**Aim:** Exactly repeat the material, dropping only the pictures.

**Record set:**
'''
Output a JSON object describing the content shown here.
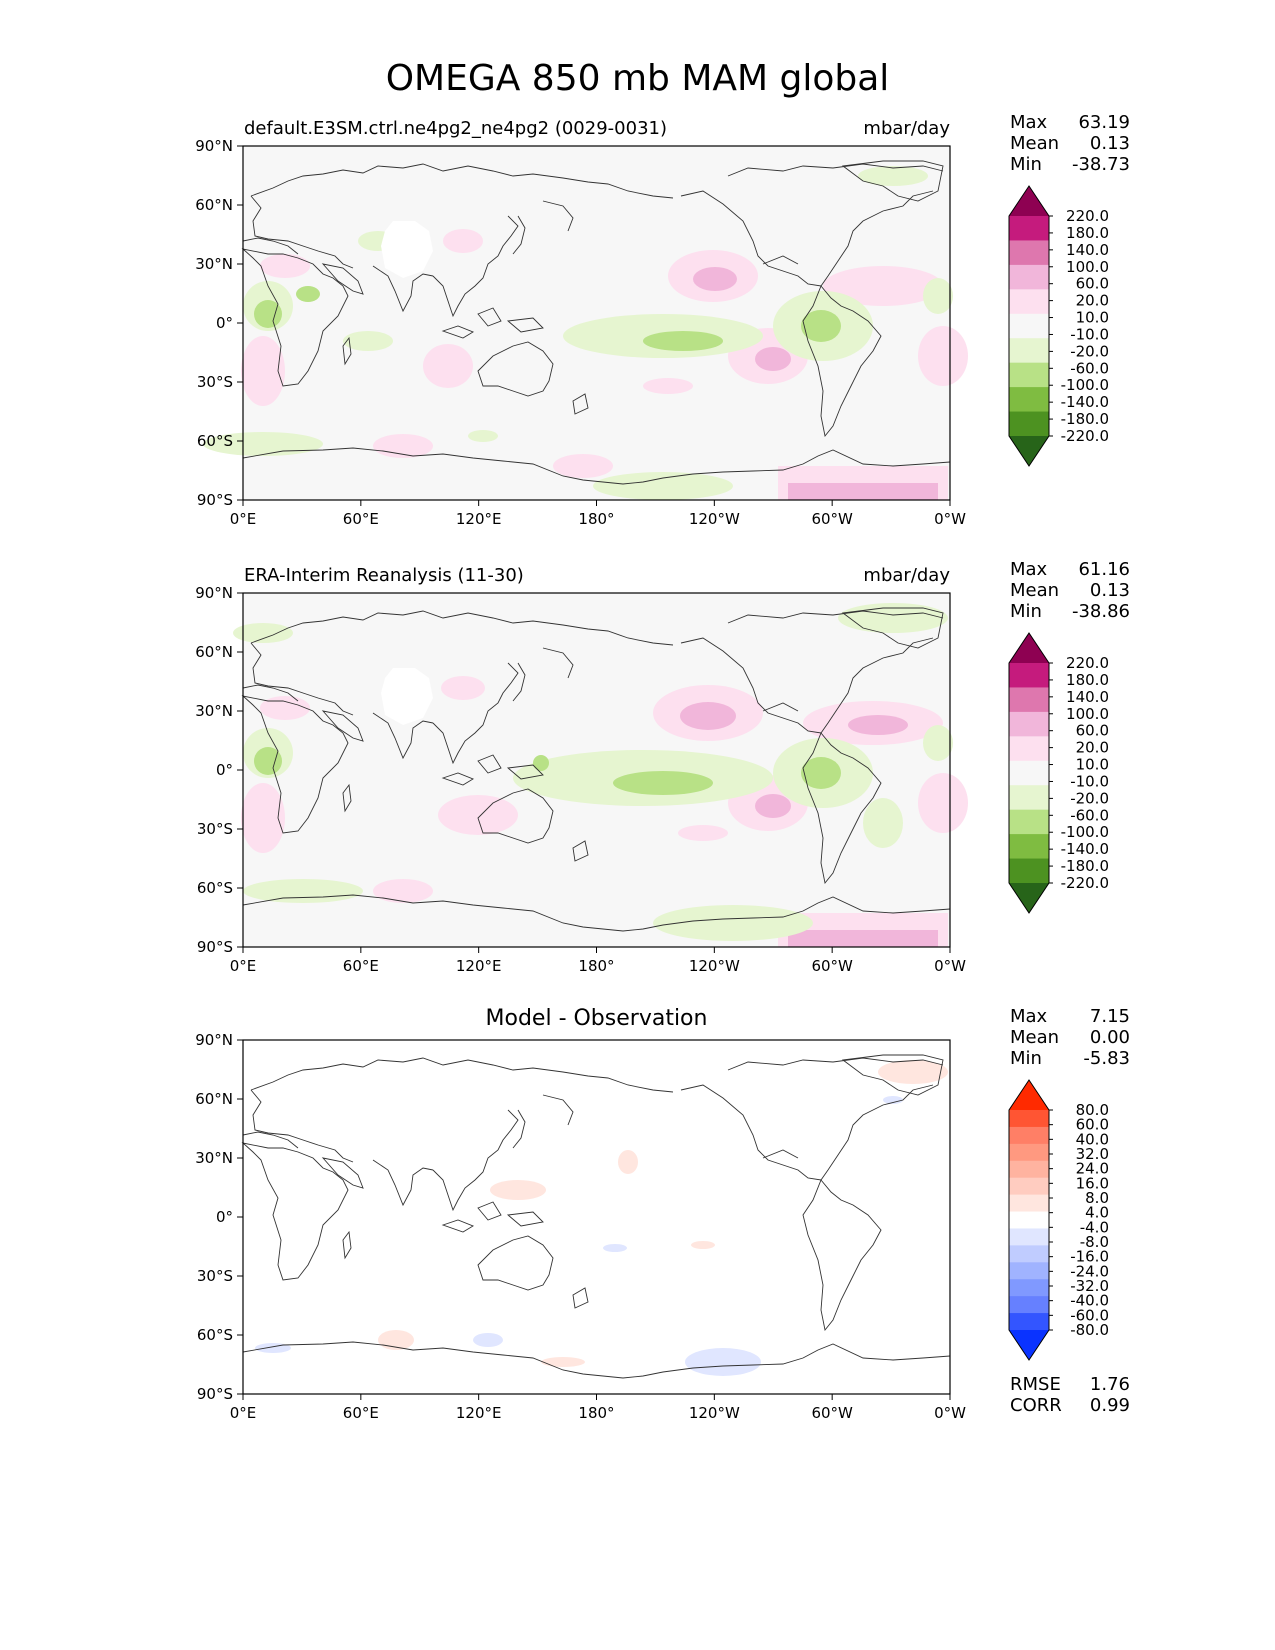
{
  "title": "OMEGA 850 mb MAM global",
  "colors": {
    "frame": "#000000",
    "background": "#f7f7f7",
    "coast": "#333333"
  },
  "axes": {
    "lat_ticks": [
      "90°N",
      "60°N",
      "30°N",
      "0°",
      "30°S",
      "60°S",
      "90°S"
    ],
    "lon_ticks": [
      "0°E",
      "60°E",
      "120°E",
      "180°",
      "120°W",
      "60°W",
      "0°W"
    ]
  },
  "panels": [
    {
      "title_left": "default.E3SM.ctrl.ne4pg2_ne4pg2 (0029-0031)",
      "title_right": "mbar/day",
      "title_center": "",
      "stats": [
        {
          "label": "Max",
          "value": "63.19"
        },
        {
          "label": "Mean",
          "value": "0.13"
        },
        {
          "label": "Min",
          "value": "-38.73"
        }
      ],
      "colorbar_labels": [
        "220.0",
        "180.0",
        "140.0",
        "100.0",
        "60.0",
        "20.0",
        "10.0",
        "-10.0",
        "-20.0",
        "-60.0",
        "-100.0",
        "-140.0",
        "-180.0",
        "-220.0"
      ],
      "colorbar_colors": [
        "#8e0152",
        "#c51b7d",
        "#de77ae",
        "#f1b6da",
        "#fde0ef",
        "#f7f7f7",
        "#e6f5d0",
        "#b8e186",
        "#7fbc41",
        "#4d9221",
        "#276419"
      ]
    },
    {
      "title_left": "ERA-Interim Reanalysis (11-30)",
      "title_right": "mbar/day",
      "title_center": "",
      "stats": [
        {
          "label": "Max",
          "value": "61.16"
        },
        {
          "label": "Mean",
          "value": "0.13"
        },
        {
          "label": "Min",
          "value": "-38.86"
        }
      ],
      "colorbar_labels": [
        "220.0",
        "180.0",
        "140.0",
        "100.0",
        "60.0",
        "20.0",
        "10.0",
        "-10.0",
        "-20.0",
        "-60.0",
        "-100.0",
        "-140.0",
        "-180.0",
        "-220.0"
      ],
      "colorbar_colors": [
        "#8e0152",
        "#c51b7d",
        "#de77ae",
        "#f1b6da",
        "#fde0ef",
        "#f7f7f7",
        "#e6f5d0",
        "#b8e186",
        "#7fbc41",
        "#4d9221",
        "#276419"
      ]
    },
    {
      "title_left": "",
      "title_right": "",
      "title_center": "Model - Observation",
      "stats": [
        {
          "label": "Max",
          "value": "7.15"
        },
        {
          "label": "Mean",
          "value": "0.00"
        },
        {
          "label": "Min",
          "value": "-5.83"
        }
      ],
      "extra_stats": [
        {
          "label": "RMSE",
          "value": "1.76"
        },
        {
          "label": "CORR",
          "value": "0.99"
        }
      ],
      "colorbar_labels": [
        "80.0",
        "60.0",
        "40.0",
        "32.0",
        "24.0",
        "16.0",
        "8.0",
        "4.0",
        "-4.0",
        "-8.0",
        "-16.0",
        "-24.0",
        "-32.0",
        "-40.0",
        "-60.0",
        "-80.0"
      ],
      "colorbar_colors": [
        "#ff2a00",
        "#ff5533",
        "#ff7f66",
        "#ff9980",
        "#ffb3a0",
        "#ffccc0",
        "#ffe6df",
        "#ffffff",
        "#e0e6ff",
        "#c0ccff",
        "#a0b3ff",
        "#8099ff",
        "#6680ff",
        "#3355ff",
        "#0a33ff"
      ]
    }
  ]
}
'''
**Problem solution:**
Output a JSON object describing the content shown here.
{
  "title": "OMEGA 850 mb MAM global",
  "colors": {
    "frame": "#000000",
    "background": "#f7f7f7",
    "coast": "#333333"
  },
  "axes": {
    "lat_ticks": [
      "90°N",
      "60°N",
      "30°N",
      "0°",
      "30°S",
      "60°S",
      "90°S"
    ],
    "lon_ticks": [
      "0°E",
      "60°E",
      "120°E",
      "180°",
      "120°W",
      "60°W",
      "0°W"
    ]
  },
  "panels": [
    {
      "title_left": "default.E3SM.ctrl.ne4pg2_ne4pg2 (0029-0031)",
      "title_right": "mbar/day",
      "title_center": "",
      "stats": [
        {
          "label": "Max",
          "value": "63.19"
        },
        {
          "label": "Mean",
          "value": "0.13"
        },
        {
          "label": "Min",
          "value": "-38.73"
        }
      ],
      "colorbar_labels": [
        "220.0",
        "180.0",
        "140.0",
        "100.0",
        "60.0",
        "20.0",
        "10.0",
        "-10.0",
        "-20.0",
        "-60.0",
        "-100.0",
        "-140.0",
        "-180.0",
        "-220.0"
      ],
      "colorbar_colors": [
        "#8e0152",
        "#c51b7d",
        "#de77ae",
        "#f1b6da",
        "#fde0ef",
        "#f7f7f7",
        "#e6f5d0",
        "#b8e186",
        "#7fbc41",
        "#4d9221",
        "#276419"
      ]
    },
    {
      "title_left": "ERA-Interim Reanalysis (11-30)",
      "title_right": "mbar/day",
      "title_center": "",
      "stats": [
        {
          "label": "Max",
          "value": "61.16"
        },
        {
          "label": "Mean",
          "value": "0.13"
        },
        {
          "label": "Min",
          "value": "-38.86"
        }
      ],
      "colorbar_labels": [
        "220.0",
        "180.0",
        "140.0",
        "100.0",
        "60.0",
        "20.0",
        "10.0",
        "-10.0",
        "-20.0",
        "-60.0",
        "-100.0",
        "-140.0",
        "-180.0",
        "-220.0"
      ],
      "colorbar_colors": [
        "#8e0152",
        "#c51b7d",
        "#de77ae",
        "#f1b6da",
        "#fde0ef",
        "#f7f7f7",
        "#e6f5d0",
        "#b8e186",
        "#7fbc41",
        "#4d9221",
        "#276419"
      ]
    },
    {
      "title_left": "",
      "title_right": "",
      "title_center": "Model - Observation",
      "stats": [
        {
          "label": "Max",
          "value": "7.15"
        },
        {
          "label": "Mean",
          "value": "0.00"
        },
        {
          "label": "Min",
          "value": "-5.83"
        }
      ],
      "extra_stats": [
        {
          "label": "RMSE",
          "value": "1.76"
        },
        {
          "label": "CORR",
          "value": "0.99"
        }
      ],
      "colorbar_labels": [
        "80.0",
        "60.0",
        "40.0",
        "32.0",
        "24.0",
        "16.0",
        "8.0",
        "4.0",
        "-4.0",
        "-8.0",
        "-16.0",
        "-24.0",
        "-32.0",
        "-40.0",
        "-60.0",
        "-80.0"
      ],
      "colorbar_colors": [
        "#ff2a00",
        "#ff5533",
        "#ff7f66",
        "#ff9980",
        "#ffb3a0",
        "#ffccc0",
        "#ffe6df",
        "#ffffff",
        "#e0e6ff",
        "#c0ccff",
        "#a0b3ff",
        "#8099ff",
        "#6680ff",
        "#3355ff",
        "#0a33ff"
      ]
    }
  ]
}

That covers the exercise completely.